[Brief] Collect each line holding the string "dụng".

— BEGIN Task input —

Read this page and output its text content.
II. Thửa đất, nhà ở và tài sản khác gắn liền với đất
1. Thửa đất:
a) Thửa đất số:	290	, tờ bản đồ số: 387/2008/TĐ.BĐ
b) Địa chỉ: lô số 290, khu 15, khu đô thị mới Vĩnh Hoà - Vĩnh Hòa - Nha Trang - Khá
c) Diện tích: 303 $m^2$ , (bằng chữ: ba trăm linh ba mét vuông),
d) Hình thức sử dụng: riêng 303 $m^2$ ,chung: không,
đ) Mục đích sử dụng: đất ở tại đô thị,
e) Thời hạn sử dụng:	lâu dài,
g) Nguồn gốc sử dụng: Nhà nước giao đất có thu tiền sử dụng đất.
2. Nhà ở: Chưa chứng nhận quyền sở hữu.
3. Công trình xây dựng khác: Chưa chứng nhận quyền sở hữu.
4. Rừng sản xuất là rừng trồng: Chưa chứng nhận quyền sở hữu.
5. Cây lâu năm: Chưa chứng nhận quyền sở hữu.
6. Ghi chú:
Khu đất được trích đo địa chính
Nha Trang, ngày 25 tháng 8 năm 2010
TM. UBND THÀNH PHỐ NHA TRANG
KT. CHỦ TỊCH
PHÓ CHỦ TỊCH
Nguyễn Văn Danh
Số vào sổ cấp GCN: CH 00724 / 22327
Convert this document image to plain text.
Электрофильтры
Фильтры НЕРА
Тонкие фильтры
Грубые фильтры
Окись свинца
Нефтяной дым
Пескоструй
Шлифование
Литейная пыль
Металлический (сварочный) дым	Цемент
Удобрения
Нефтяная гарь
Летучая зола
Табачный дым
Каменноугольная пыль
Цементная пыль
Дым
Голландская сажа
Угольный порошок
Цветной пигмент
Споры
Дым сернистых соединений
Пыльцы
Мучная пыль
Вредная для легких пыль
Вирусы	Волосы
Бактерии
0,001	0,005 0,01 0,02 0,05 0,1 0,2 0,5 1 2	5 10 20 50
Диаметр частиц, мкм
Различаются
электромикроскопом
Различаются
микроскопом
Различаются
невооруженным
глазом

— END Task input —

[Complete output]
d) Hình thức sử dụng: riêng 303 $m^2$ ,chung: không,
đ) Mục đích sử dụng: đất ở tại đô thị,
e) Thời hạn sử dụng:	lâu dài,
g) Nguồn gốc sử dụng: Nhà nước giao đất có thu tiền sử dụng đất.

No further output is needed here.